▸ STATED PROBLEM
Go through the listing and copy every line word for word.

▸ Dataset records

+ + + +

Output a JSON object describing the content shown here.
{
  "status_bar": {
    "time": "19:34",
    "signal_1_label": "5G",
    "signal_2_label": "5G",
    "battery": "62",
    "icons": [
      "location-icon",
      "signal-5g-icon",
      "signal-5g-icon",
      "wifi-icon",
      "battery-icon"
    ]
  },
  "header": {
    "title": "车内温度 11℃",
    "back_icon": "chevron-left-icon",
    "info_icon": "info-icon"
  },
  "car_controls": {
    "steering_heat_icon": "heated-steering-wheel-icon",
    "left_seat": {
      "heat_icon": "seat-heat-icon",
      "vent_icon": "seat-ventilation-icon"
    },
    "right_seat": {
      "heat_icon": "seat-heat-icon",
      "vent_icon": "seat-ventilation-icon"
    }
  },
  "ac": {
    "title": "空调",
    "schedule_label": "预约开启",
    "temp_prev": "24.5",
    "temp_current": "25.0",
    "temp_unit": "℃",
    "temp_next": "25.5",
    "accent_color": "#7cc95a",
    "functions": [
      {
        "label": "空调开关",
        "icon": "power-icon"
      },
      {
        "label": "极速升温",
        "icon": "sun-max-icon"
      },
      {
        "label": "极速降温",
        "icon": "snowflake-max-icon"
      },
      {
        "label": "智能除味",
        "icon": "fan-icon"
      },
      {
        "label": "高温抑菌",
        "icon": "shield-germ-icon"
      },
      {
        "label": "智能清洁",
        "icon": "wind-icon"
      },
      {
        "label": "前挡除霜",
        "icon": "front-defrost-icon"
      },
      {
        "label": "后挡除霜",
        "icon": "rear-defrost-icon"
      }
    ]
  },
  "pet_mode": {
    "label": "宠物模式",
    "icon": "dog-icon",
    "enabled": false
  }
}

+ + + +

▸ OUTPUT OF THE TASK
Output a JSON object describing the content shown here.
{
  "status_bar": {
    "time": "19:34",
    "signal_1_label": "5G",
    "signal_2_label": "5G",
    "battery": "62",
    "icons": [
      "location-icon",
      "signal-5g-icon",
      "signal-5g-icon",
      "wifi-icon",
      "battery-icon"
    ]
  },
  "header": {
    "title": "车内温度 11℃",
    "back_icon": "chevron-left-icon",
    "info_icon": "info-icon"
  },
  "car_controls": {
    "steering_heat_icon": "heated-steering-wheel-icon",
    "left_seat": {
      "heat_icon": "seat-heat-icon",
      "vent_icon": "seat-ventilation-icon"
    },
    "right_seat": {
      "heat_icon": "seat-heat-icon",
      "vent_icon": "seat-ventilation-icon"
    }
  },
  "ac": {
    "title": "空调",
    "schedule_label": "预约开启",
    "temp_prev": "24.5",
    "temp_current": "25.0",
    "temp_unit": "℃",
    "temp_next": "25.5",
    "accent_color": "#7cc95a",
    "functions": [
      {
        "label": "空调开关",
        "icon": "power-icon"
      },
      {
        "label": "极速升温",
        "icon": "sun-max-icon"
      },
      {
        "label": "极速降温",
        "icon": "snowflake-max-icon"
      },
      {
        "label": "智能除味",
        "icon": "fan-icon"
      },
      {
        "label": "高温抑菌",
        "icon": "shield-germ-icon"
      },
      {
        "label": "智能清洁",
        "icon": "wind-icon"
      },
      {
        "label": "前挡除霜",
        "icon": "front-defrost-icon"
      },
      {
        "label": "后挡除霜",
        "icon": "rear-defrost-icon"
      }
    ]
  },
  "pet_mode": {
    "label": "宠物模式",
    "icon": "dog-icon",
    "enabled": false
  }
}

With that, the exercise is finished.